-- BEGIN RECORDS TO USE --

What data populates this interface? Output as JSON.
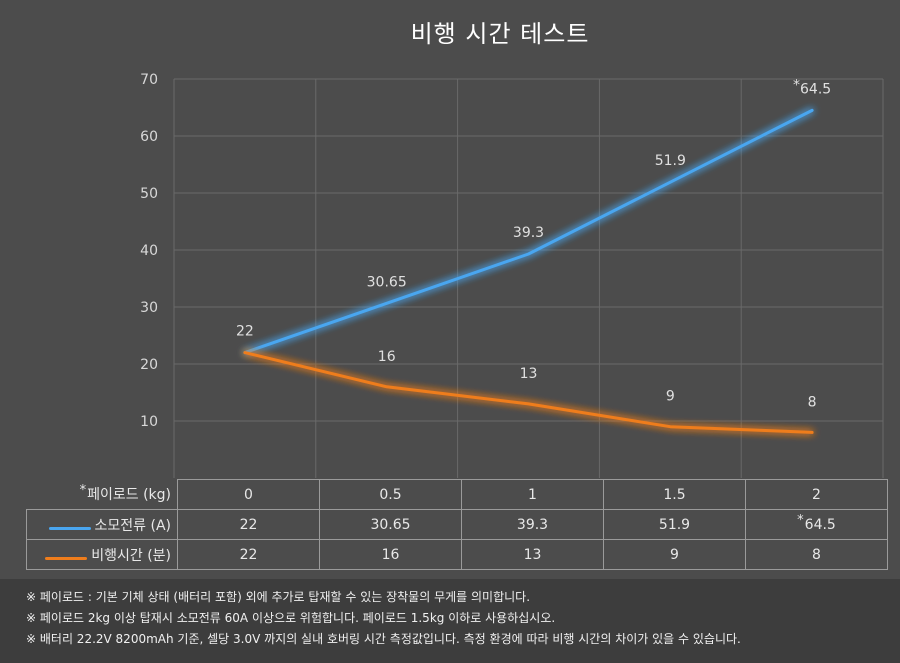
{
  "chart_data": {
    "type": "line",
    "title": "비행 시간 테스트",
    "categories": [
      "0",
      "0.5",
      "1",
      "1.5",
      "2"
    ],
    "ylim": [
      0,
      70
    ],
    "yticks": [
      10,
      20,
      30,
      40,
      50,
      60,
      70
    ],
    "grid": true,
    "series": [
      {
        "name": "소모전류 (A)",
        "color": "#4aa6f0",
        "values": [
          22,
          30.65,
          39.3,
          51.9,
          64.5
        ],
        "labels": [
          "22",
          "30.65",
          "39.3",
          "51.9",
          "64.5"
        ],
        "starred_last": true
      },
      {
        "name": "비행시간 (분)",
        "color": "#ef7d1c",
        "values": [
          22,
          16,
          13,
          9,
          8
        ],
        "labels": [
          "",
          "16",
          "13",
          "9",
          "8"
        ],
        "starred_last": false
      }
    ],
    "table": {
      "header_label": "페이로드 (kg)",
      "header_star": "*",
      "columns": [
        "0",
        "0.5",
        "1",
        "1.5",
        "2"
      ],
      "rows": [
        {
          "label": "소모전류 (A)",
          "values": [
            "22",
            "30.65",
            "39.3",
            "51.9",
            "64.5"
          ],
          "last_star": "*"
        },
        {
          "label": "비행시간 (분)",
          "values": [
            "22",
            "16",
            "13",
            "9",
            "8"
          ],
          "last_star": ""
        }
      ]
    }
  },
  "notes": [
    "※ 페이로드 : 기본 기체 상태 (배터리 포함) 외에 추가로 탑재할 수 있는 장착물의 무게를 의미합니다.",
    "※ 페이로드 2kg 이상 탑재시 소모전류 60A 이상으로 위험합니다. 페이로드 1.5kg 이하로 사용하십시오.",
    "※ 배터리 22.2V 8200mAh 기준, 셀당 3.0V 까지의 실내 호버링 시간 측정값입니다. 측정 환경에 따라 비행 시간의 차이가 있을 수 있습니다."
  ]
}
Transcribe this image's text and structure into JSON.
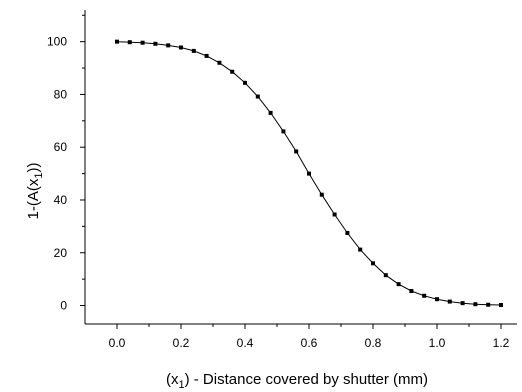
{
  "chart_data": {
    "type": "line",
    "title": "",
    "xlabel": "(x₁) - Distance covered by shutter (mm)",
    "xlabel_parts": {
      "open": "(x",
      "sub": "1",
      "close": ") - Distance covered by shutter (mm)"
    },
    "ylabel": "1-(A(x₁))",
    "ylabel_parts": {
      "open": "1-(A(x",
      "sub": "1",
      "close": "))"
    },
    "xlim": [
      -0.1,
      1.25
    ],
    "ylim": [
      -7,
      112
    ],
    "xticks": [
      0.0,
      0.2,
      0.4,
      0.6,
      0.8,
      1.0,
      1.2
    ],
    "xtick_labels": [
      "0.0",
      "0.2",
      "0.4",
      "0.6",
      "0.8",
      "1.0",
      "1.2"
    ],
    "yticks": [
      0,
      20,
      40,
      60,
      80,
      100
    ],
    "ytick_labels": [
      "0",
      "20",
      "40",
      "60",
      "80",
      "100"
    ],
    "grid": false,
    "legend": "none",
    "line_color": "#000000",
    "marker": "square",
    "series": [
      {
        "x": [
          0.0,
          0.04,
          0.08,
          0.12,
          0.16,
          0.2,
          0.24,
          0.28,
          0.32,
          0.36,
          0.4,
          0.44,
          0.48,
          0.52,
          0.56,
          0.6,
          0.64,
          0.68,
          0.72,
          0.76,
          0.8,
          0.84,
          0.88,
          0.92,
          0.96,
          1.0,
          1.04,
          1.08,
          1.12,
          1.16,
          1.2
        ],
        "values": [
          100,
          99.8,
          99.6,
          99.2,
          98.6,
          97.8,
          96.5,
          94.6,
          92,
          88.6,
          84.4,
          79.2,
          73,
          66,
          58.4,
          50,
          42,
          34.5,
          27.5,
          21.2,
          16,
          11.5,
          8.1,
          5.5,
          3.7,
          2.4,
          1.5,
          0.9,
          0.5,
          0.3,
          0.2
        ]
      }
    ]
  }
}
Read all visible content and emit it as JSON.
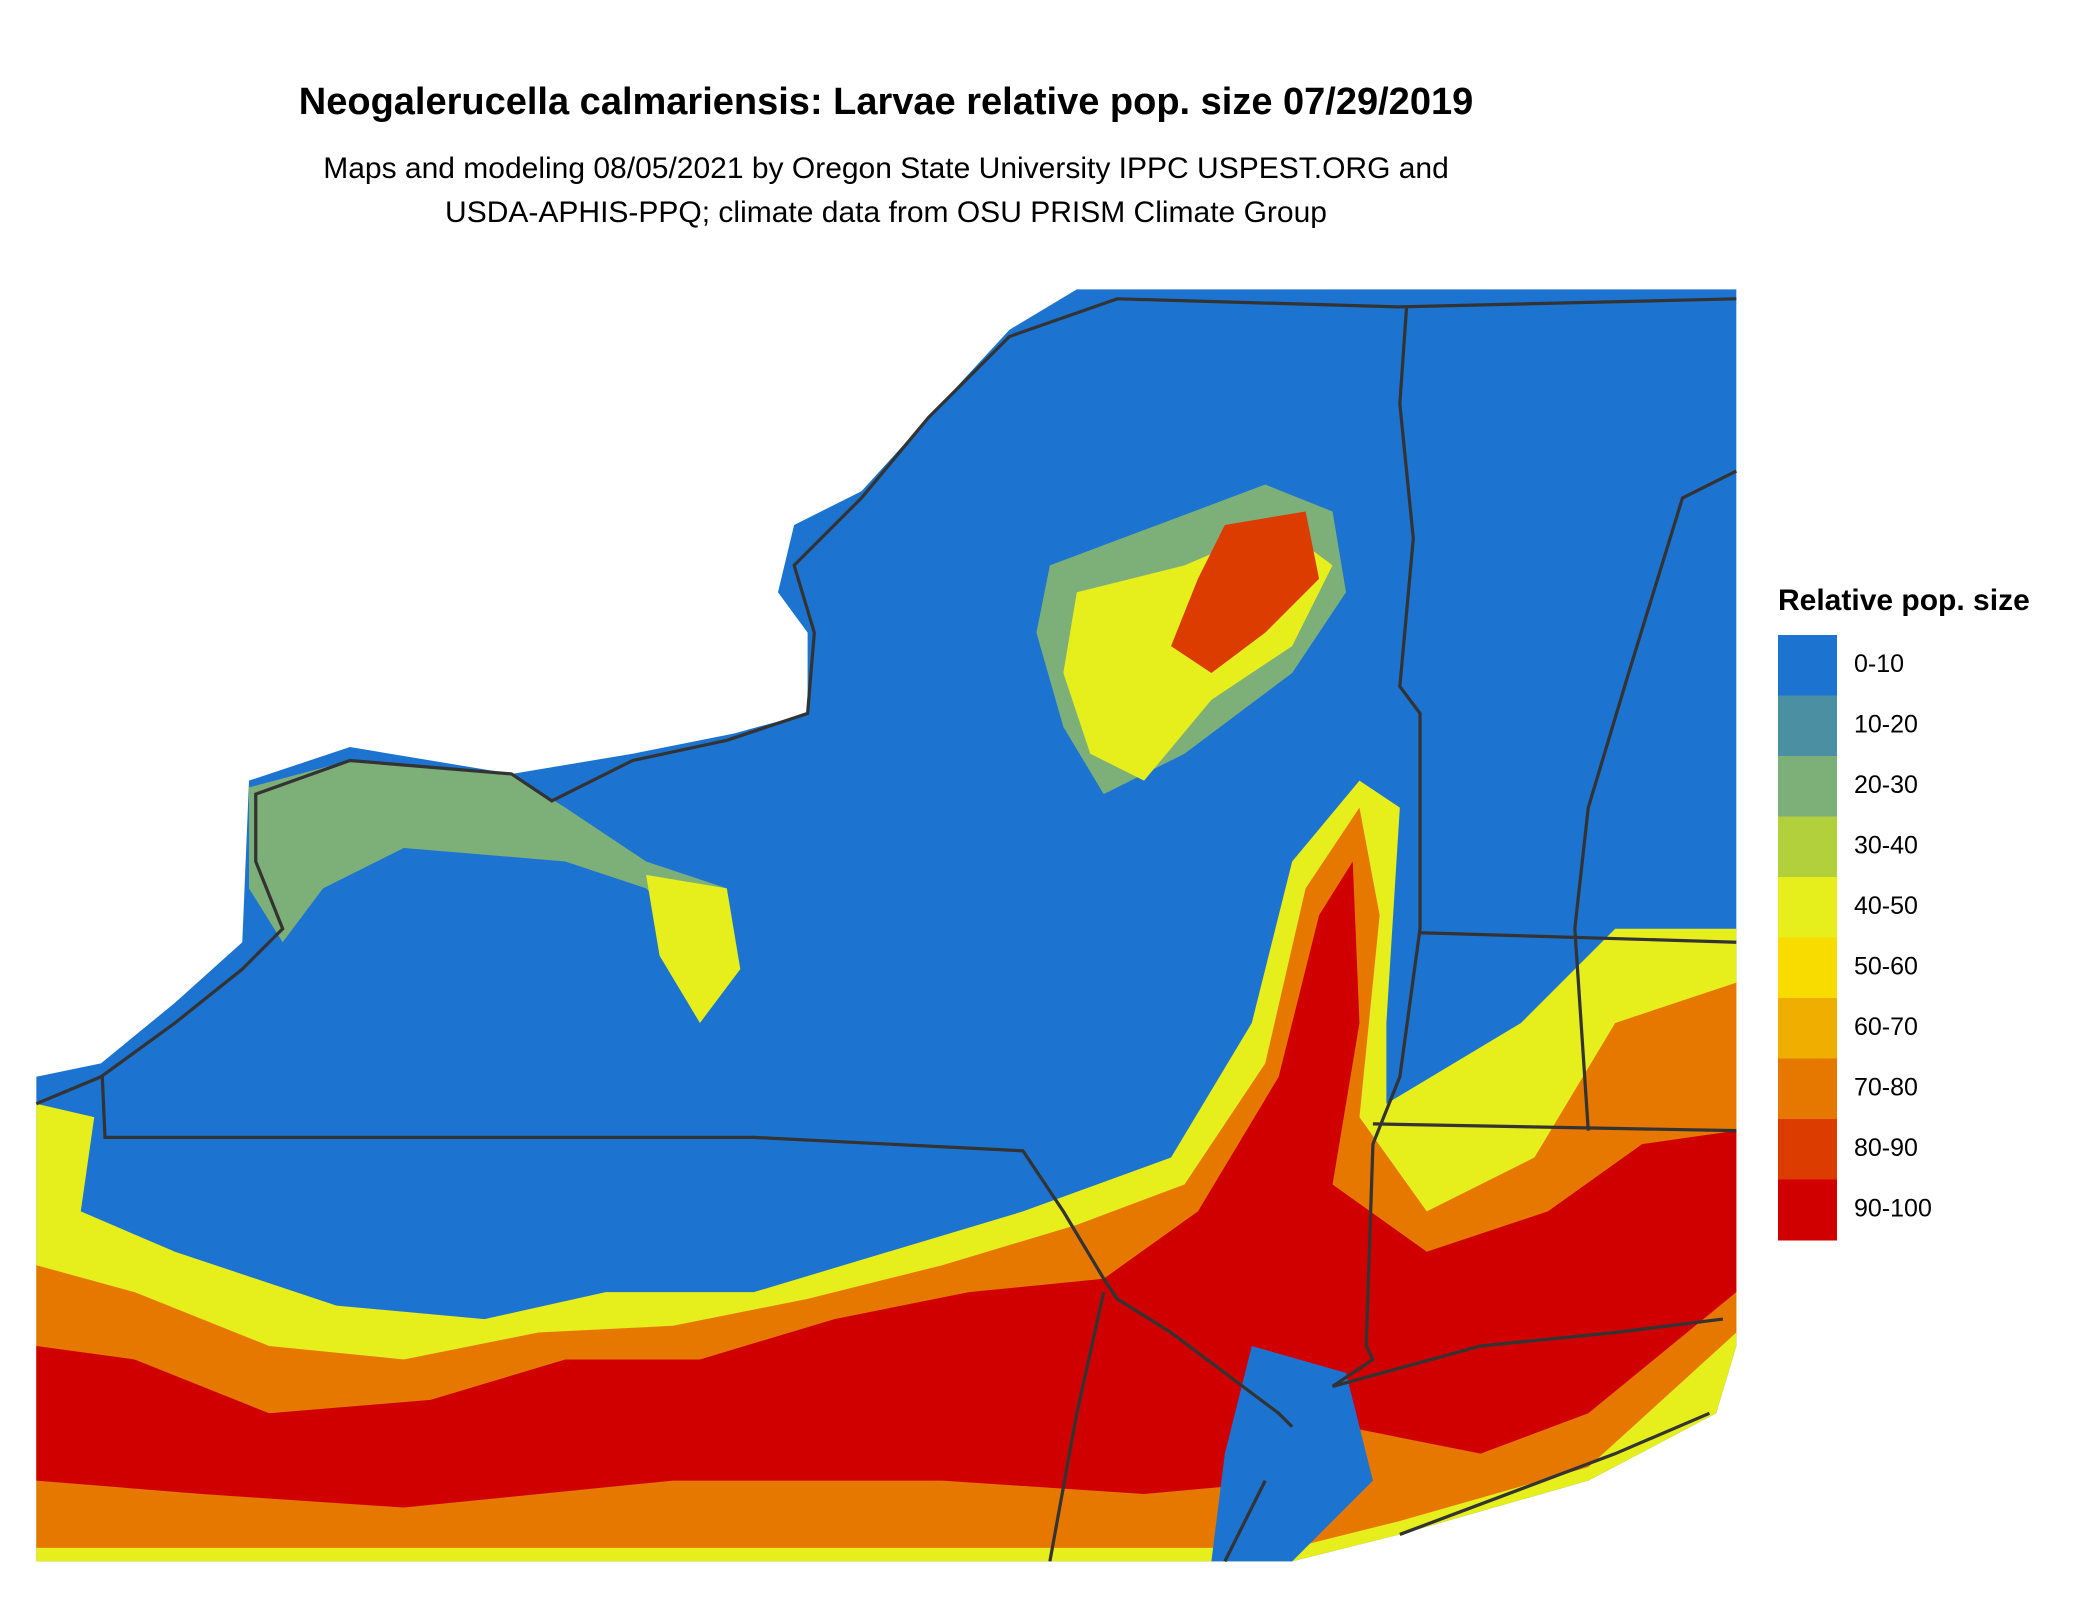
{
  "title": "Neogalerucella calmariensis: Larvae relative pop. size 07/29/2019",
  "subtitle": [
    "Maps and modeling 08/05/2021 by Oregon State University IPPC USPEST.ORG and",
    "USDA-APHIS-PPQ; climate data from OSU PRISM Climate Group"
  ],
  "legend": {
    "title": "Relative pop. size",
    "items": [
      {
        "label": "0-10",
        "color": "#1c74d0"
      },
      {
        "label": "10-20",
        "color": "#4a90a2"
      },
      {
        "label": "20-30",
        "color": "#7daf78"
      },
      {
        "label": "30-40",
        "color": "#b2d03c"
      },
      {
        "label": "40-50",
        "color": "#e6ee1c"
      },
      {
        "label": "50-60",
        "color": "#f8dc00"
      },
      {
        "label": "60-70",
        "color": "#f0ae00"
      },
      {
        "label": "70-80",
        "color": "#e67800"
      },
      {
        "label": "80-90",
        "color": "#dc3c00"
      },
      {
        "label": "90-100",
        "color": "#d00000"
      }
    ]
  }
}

-- END RECORDS TO USE --

■ **GIVEN EXERCISE**
Transcribe the records above exactly as they appear, leaving out any pictures.

■ **SOLUTION BELOW**
What data populates this interface? Output as JSON.
{
  "chart_data": {
    "type": "line",
    "title": "비행 시간 테스트",
    "categories": [
      "0",
      "0.5",
      "1",
      "1.5",
      "2"
    ],
    "ylim": [
      0,
      70
    ],
    "yticks": [
      10,
      20,
      30,
      40,
      50,
      60,
      70
    ],
    "grid": true,
    "series": [
      {
        "name": "소모전류 (A)",
        "color": "#4aa6f0",
        "values": [
          22,
          30.65,
          39.3,
          51.9,
          64.5
        ],
        "labels": [
          "22",
          "30.65",
          "39.3",
          "51.9",
          "64.5"
        ],
        "starred_last": true
      },
      {
        "name": "비행시간 (분)",
        "color": "#ef7d1c",
        "values": [
          22,
          16,
          13,
          9,
          8
        ],
        "labels": [
          "",
          "16",
          "13",
          "9",
          "8"
        ],
        "starred_last": false
      }
    ],
    "table": {
      "header_label": "페이로드 (kg)",
      "header_star": "*",
      "columns": [
        "0",
        "0.5",
        "1",
        "1.5",
        "2"
      ],
      "rows": [
        {
          "label": "소모전류 (A)",
          "values": [
            "22",
            "30.65",
            "39.3",
            "51.9",
            "64.5"
          ],
          "last_star": "*"
        },
        {
          "label": "비행시간 (분)",
          "values": [
            "22",
            "16",
            "13",
            "9",
            "8"
          ],
          "last_star": ""
        }
      ]
    }
  },
  "notes": [
    "※ 페이로드 : 기본 기체 상태 (배터리 포함) 외에 추가로 탑재할 수 있는 장착물의 무게를 의미합니다.",
    "※ 페이로드 2kg 이상 탑재시 소모전류 60A 이상으로 위험합니다. 페이로드 1.5kg 이하로 사용하십시오.",
    "※ 배터리 22.2V 8200mAh 기준, 셀당 3.0V 까지의 실내 호버링 시간 측정값입니다. 측정 환경에 따라 비행 시간의 차이가 있을 수 있습니다."
  ]
}
Transcribe this image's text and structure into JSON.
{
  "chart_data": {
    "type": "line",
    "title": "",
    "xlabel": "(x₁) - Distance covered by shutter (mm)",
    "xlabel_parts": {
      "open": "(x",
      "sub": "1",
      "close": ") - Distance covered by shutter (mm)"
    },
    "ylabel": "1-(A(x₁))",
    "ylabel_parts": {
      "open": "1-(A(x",
      "sub": "1",
      "close": "))"
    },
    "xlim": [
      -0.1,
      1.25
    ],
    "ylim": [
      -7,
      112
    ],
    "xticks": [
      0.0,
      0.2,
      0.4,
      0.6,
      0.8,
      1.0,
      1.2
    ],
    "xtick_labels": [
      "0.0",
      "0.2",
      "0.4",
      "0.6",
      "0.8",
      "1.0",
      "1.2"
    ],
    "yticks": [
      0,
      20,
      40,
      60,
      80,
      100
    ],
    "ytick_labels": [
      "0",
      "20",
      "40",
      "60",
      "80",
      "100"
    ],
    "grid": false,
    "legend": "none",
    "line_color": "#000000",
    "marker": "square",
    "series": [
      {
        "x": [
          0.0,
          0.04,
          0.08,
          0.12,
          0.16,
          0.2,
          0.24,
          0.28,
          0.32,
          0.36,
          0.4,
          0.44,
          0.48,
          0.52,
          0.56,
          0.6,
          0.64,
          0.68,
          0.72,
          0.76,
          0.8,
          0.84,
          0.88,
          0.92,
          0.96,
          1.0,
          1.04,
          1.08,
          1.12,
          1.16,
          1.2
        ],
        "values": [
          100,
          99.8,
          99.6,
          99.2,
          98.6,
          97.8,
          96.5,
          94.6,
          92,
          88.6,
          84.4,
          79.2,
          73,
          66,
          58.4,
          50,
          42,
          34.5,
          27.5,
          21.2,
          16,
          11.5,
          8.1,
          5.5,
          3.7,
          2.4,
          1.5,
          0.9,
          0.5,
          0.3,
          0.2
        ]
      }
    ]
  }
}
Read all visible content and emit it as JSON.
{
  "title": "Neogalerucella calmariensis: Larvae relative pop. size 07/29/2019",
  "subtitle": [
    "Maps and modeling 08/05/2021 by Oregon State University IPPC USPEST.ORG and",
    "USDA-APHIS-PPQ; climate data from OSU PRISM Climate Group"
  ],
  "legend": {
    "title": "Relative pop. size",
    "items": [
      {
        "label": "0-10",
        "color": "#1c74d0"
      },
      {
        "label": "10-20",
        "color": "#4a90a2"
      },
      {
        "label": "20-30",
        "color": "#7daf78"
      },
      {
        "label": "30-40",
        "color": "#b2d03c"
      },
      {
        "label": "40-50",
        "color": "#e6ee1c"
      },
      {
        "label": "50-60",
        "color": "#f8dc00"
      },
      {
        "label": "60-70",
        "color": "#f0ae00"
      },
      {
        "label": "70-80",
        "color": "#e67800"
      },
      {
        "label": "80-90",
        "color": "#dc3c00"
      },
      {
        "label": "90-100",
        "color": "#d00000"
      }
    ]
  }
}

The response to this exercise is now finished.